>> Start DATASET CONTENT

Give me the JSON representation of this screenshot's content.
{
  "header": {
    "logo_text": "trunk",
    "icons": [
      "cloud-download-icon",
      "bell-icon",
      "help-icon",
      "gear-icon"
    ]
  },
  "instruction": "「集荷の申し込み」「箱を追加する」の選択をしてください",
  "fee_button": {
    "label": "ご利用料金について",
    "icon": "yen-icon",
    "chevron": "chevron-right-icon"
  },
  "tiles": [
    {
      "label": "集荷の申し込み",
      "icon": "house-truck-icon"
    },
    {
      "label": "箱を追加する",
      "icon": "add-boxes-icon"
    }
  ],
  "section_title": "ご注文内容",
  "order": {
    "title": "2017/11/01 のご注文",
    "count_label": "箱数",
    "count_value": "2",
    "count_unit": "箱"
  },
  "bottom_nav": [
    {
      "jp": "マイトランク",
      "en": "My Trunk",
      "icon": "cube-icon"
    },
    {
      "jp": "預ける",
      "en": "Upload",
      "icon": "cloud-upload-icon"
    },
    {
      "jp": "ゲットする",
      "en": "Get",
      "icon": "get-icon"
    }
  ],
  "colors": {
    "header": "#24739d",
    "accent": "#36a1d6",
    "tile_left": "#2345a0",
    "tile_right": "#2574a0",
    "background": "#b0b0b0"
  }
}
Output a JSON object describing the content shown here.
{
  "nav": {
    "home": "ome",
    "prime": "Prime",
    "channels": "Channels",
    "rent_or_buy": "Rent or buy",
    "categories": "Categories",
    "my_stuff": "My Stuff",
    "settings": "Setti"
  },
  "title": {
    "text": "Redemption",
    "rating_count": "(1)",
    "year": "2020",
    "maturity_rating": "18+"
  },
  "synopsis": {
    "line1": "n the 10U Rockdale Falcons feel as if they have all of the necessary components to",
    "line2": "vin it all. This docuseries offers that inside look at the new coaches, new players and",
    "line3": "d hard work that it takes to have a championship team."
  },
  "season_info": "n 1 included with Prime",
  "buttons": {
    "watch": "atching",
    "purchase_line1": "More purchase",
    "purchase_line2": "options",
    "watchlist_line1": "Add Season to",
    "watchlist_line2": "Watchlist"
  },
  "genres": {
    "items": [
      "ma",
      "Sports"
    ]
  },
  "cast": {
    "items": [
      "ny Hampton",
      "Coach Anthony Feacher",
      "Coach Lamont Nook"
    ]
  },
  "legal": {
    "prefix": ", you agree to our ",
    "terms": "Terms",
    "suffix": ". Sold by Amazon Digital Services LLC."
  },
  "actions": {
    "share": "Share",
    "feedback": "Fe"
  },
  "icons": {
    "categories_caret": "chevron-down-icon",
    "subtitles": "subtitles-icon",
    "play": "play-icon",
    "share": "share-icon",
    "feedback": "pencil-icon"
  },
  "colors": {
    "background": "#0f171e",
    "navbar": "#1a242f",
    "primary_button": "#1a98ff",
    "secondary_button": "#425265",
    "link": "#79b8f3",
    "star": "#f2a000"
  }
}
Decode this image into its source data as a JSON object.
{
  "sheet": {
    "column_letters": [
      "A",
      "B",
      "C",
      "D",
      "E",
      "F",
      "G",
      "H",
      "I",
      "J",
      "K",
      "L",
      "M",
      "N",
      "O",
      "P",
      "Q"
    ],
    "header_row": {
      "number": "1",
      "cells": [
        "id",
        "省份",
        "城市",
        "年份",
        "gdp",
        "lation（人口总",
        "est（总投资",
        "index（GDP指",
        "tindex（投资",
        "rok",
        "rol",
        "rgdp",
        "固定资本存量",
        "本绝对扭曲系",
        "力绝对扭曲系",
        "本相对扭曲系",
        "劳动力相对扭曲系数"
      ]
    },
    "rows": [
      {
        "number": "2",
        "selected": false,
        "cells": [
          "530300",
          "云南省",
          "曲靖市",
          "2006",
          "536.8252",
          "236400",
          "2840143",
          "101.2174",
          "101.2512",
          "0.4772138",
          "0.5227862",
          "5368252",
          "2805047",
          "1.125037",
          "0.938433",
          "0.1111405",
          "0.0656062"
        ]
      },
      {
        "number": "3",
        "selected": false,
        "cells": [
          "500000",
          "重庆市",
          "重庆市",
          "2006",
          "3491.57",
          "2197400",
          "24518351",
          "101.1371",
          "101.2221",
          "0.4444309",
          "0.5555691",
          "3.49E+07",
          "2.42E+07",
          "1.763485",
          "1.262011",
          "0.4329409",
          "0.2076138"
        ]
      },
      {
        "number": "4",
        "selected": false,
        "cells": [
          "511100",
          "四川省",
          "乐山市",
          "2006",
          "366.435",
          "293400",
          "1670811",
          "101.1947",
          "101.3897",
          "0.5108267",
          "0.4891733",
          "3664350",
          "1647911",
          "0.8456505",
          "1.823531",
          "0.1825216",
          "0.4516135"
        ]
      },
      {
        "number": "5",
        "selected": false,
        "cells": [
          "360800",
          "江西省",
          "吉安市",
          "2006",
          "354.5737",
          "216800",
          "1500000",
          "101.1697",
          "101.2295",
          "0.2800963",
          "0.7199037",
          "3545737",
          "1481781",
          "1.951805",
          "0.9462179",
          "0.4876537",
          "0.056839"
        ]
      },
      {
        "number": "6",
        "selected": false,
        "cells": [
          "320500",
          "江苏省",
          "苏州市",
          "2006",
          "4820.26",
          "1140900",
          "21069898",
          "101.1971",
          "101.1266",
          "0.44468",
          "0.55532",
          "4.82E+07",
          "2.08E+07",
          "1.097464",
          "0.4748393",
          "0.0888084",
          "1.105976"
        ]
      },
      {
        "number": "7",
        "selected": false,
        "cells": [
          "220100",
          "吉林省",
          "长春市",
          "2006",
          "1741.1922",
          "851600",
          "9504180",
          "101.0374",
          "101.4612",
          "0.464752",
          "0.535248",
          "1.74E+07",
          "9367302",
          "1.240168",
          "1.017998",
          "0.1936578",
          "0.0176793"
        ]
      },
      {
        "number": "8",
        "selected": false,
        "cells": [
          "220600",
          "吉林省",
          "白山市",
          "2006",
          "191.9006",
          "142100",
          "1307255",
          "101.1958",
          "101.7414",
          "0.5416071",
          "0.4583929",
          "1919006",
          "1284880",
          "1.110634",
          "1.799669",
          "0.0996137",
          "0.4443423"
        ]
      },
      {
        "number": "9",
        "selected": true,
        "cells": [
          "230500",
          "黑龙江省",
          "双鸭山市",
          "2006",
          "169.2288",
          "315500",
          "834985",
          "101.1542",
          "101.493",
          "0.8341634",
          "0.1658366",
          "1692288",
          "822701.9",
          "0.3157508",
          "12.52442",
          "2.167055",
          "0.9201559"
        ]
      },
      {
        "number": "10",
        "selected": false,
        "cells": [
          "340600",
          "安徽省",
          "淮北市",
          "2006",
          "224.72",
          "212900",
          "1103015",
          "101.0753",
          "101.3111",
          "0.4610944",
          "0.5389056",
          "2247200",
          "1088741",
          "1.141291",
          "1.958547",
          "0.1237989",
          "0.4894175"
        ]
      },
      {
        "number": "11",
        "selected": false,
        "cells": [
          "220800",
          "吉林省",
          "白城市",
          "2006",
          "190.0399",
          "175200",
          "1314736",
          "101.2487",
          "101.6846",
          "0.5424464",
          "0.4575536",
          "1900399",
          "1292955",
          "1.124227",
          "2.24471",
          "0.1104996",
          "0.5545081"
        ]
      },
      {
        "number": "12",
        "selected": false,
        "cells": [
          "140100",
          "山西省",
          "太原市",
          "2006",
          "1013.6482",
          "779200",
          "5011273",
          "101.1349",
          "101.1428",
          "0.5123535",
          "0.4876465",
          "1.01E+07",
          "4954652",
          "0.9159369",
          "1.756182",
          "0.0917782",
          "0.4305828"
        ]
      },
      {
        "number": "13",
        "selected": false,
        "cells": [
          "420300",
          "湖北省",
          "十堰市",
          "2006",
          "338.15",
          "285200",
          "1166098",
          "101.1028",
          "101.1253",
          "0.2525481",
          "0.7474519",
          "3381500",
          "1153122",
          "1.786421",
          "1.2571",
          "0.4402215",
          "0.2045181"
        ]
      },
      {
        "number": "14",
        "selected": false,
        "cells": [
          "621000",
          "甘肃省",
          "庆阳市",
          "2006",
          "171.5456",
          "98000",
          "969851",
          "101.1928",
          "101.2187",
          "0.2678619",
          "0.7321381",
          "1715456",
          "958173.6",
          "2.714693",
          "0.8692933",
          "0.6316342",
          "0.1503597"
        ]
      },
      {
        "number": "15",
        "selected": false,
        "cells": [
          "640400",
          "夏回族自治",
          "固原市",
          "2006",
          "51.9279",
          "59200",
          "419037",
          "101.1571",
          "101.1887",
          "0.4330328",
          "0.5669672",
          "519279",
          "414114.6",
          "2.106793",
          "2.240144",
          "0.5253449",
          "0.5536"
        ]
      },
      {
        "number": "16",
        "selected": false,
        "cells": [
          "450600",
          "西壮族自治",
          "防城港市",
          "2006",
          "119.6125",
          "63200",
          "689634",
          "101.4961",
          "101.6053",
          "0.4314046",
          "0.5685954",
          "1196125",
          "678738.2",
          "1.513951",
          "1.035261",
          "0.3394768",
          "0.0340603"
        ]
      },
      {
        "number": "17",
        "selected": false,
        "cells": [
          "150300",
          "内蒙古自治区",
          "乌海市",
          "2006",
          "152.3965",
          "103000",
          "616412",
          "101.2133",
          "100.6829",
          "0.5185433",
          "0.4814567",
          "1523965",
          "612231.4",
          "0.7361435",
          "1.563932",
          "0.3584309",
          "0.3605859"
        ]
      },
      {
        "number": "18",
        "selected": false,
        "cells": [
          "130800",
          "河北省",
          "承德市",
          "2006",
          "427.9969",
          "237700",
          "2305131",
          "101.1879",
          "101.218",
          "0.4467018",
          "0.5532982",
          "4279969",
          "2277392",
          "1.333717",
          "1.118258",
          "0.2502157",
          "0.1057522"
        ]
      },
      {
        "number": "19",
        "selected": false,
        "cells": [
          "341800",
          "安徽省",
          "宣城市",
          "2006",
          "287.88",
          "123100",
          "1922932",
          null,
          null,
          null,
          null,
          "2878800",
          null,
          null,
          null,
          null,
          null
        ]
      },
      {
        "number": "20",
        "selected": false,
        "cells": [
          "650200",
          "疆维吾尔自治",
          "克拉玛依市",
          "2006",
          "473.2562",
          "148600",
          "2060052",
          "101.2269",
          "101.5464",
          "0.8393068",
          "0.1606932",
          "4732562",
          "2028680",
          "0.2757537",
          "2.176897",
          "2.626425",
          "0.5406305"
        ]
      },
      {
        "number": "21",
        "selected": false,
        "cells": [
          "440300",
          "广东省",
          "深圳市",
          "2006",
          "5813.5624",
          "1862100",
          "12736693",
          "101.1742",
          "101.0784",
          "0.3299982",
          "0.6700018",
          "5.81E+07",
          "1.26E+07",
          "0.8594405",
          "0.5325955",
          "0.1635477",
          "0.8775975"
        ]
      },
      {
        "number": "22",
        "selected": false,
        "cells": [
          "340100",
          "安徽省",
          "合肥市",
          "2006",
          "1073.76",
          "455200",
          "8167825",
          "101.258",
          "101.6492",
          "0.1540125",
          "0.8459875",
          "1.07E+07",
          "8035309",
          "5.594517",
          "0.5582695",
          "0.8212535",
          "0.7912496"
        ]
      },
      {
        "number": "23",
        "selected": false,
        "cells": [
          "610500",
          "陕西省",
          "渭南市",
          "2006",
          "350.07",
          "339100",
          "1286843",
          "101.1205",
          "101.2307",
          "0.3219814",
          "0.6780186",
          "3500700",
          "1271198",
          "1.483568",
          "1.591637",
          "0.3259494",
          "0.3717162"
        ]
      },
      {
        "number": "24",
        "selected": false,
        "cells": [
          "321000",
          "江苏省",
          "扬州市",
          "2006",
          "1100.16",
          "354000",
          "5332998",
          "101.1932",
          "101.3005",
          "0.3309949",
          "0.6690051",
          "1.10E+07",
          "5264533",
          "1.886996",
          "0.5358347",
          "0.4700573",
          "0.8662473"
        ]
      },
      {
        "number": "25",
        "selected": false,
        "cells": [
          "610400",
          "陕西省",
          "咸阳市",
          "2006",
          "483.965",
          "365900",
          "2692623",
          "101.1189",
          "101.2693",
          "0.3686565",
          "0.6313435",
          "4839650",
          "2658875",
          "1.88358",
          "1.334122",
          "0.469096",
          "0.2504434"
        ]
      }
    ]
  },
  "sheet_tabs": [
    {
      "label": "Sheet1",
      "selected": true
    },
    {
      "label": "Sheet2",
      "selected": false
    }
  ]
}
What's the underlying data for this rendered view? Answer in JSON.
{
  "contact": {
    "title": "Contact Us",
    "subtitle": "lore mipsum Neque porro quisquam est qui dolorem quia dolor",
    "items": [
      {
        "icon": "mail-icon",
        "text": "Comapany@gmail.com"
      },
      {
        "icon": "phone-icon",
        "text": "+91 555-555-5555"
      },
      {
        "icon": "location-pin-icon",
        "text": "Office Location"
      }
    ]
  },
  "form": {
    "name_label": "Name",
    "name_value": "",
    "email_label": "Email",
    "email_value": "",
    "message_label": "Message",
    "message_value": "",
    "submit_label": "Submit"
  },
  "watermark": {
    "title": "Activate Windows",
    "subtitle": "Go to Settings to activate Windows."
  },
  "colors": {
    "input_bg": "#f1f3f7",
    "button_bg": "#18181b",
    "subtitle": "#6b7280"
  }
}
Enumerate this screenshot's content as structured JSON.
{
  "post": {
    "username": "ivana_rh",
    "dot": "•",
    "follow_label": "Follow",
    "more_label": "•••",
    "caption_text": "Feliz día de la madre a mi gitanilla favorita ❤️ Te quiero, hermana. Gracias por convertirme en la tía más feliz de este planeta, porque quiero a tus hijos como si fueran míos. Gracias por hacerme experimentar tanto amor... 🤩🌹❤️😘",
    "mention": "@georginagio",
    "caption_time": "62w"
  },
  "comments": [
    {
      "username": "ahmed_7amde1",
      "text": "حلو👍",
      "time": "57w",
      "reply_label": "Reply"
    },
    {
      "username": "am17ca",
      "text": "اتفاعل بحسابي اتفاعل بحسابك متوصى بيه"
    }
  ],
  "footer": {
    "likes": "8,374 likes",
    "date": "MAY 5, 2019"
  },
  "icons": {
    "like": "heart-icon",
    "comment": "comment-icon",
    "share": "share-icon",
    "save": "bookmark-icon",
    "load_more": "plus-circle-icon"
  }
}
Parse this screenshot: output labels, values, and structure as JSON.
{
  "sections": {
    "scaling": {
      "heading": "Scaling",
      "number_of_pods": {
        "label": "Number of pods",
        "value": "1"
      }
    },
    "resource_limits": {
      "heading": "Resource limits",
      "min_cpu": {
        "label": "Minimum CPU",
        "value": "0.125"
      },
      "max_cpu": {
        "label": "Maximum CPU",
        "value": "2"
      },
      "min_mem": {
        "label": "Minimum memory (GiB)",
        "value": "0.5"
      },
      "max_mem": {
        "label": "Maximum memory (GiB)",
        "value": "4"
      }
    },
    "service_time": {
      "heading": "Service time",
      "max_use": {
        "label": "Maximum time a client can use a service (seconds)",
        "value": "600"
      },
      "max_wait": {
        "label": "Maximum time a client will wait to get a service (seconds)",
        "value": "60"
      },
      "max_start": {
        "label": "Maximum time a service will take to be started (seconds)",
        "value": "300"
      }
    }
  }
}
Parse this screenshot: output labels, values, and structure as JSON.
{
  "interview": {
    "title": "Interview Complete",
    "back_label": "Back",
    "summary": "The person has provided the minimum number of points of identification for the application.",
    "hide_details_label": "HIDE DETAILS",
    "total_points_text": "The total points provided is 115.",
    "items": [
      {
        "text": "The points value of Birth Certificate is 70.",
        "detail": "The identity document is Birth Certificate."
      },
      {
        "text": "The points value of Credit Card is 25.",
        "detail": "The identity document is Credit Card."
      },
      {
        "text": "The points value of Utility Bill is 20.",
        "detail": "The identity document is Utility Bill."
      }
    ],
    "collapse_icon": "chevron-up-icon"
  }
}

>> End DATASET CONTENT

_SET PROBLEM_
In the listing above, find each line with the word "Prime" and copy it.

_REPLY_
    "prime": "Prime",
  "season_info": "n 1 included with Prime",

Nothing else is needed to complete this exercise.